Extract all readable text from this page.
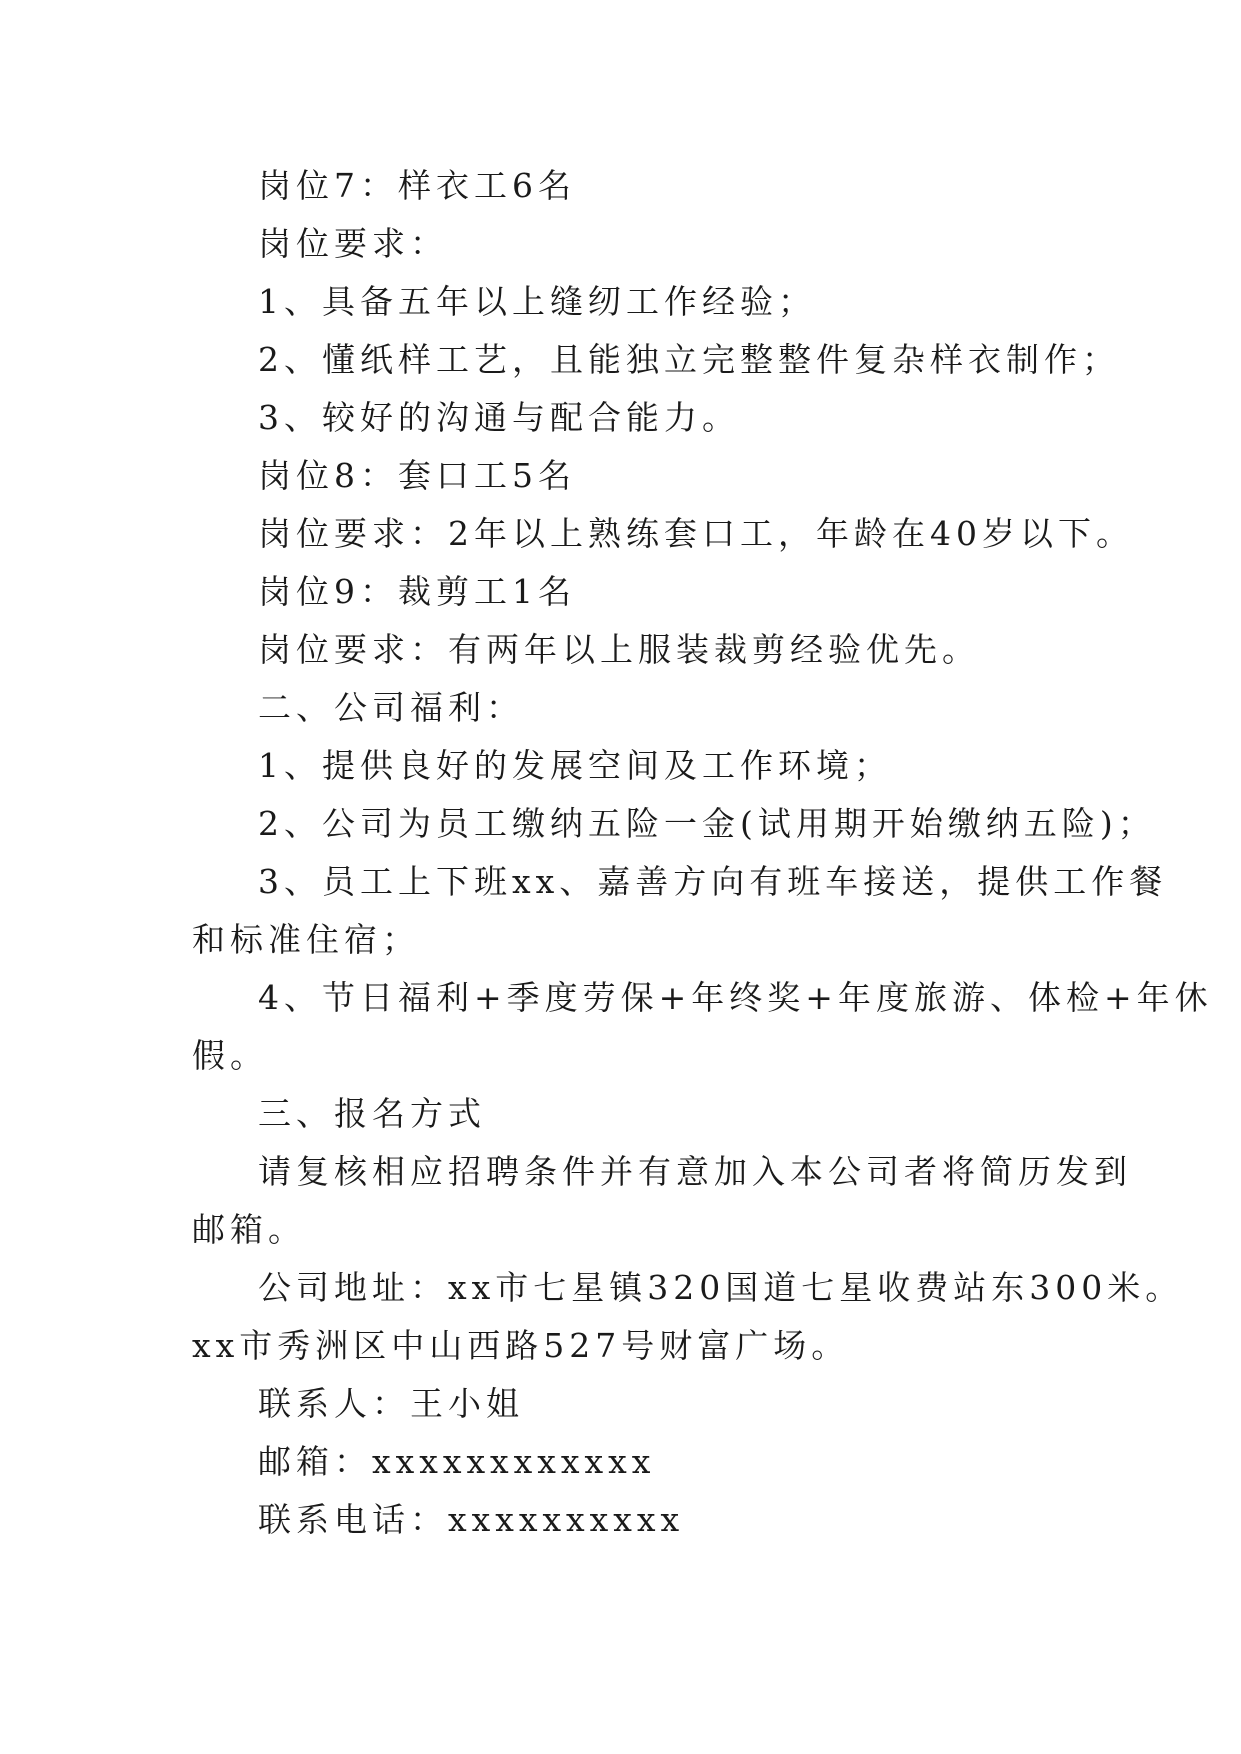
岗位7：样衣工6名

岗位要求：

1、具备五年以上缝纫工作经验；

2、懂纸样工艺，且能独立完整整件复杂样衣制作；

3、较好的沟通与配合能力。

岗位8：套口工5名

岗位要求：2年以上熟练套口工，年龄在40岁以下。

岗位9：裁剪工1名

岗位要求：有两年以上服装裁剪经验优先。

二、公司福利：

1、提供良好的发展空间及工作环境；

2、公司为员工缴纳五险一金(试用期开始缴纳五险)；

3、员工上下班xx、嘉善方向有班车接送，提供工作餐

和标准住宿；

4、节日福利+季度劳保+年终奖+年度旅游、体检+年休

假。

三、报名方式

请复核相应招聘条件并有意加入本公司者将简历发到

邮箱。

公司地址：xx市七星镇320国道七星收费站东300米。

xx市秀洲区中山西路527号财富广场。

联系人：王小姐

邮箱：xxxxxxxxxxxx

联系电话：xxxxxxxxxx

——————

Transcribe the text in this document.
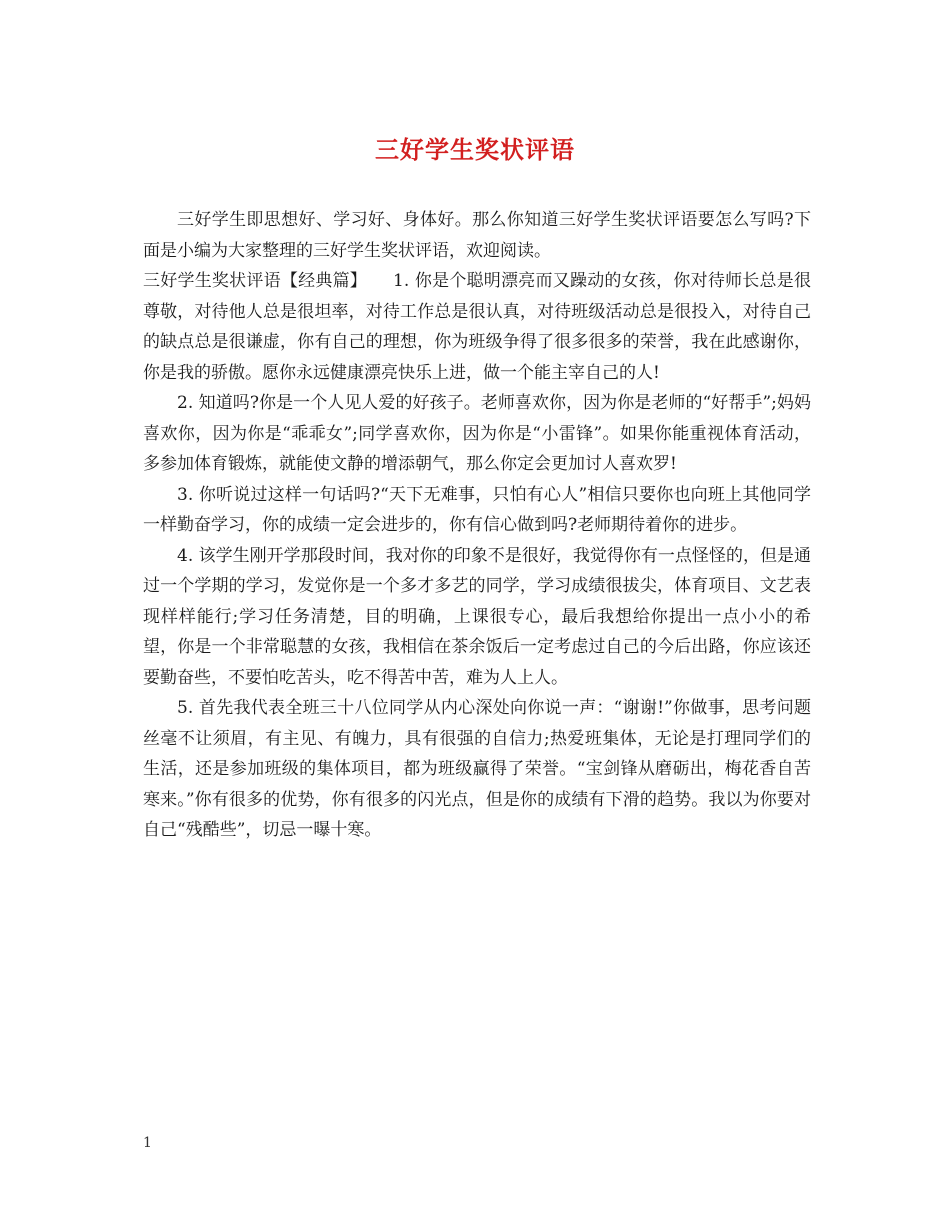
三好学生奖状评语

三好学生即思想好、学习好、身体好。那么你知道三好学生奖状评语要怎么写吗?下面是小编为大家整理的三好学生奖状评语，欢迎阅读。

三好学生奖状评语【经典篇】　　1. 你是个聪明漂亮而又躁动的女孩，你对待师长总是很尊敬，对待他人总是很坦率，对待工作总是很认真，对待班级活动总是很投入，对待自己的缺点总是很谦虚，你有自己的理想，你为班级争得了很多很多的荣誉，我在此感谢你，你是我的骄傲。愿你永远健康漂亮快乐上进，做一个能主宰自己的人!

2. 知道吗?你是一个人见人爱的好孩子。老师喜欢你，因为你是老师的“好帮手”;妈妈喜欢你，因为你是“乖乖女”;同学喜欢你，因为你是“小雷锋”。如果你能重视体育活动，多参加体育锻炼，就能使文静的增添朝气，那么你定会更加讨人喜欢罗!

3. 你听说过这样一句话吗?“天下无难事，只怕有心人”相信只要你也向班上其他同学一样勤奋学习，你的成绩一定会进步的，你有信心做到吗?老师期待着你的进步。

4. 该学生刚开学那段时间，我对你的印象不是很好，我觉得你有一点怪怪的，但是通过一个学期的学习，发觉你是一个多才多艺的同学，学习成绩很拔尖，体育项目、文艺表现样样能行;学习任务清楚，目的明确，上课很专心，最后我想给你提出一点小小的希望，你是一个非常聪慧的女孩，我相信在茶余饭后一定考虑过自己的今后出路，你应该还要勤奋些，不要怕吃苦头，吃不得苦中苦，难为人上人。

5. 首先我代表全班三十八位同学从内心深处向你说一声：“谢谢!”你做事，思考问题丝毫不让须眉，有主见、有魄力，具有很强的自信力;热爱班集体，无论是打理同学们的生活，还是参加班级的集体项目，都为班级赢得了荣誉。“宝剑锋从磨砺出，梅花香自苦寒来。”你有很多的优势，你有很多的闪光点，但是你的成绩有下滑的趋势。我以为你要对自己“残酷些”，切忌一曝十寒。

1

——————

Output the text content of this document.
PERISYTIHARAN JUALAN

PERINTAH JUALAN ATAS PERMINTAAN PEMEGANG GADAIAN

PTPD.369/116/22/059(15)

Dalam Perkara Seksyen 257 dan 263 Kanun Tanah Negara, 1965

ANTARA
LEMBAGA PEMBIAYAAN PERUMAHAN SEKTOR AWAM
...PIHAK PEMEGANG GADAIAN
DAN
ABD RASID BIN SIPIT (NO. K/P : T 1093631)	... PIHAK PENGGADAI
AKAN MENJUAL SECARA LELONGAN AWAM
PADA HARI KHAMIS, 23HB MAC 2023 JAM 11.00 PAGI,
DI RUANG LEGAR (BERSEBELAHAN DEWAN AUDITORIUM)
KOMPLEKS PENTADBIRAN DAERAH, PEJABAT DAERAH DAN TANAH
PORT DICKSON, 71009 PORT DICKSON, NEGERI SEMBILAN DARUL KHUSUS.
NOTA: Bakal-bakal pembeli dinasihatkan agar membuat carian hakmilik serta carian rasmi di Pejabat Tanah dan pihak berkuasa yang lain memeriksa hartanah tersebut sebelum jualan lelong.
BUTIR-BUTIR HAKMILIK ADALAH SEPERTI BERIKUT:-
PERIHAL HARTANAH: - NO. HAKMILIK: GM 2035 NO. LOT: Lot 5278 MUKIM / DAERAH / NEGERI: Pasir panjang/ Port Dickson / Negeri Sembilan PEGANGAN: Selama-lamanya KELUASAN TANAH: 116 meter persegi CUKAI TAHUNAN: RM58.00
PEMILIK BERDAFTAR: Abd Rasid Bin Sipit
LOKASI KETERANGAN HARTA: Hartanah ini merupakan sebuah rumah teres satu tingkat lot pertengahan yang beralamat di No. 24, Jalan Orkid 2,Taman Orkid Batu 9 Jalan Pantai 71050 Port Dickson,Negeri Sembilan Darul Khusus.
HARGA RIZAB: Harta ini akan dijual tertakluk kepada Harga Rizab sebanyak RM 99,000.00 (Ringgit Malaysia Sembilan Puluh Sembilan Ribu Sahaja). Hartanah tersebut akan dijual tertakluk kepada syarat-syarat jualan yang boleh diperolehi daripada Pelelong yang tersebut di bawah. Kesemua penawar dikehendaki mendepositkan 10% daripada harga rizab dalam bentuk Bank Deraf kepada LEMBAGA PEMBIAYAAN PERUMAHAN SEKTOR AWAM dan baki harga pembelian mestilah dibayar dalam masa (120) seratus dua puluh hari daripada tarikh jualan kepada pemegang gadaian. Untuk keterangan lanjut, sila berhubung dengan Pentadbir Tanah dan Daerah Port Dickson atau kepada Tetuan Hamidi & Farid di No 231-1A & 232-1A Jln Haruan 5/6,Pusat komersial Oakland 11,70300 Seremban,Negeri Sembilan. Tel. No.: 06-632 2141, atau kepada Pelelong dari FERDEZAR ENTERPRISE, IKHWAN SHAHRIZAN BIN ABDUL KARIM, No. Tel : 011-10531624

——————

Where a line holds "this", copy that line.

▸ **Reply to the exercise**
Extract all readable text from this page.
Transcribe the text in this document.
Output the text content of this document.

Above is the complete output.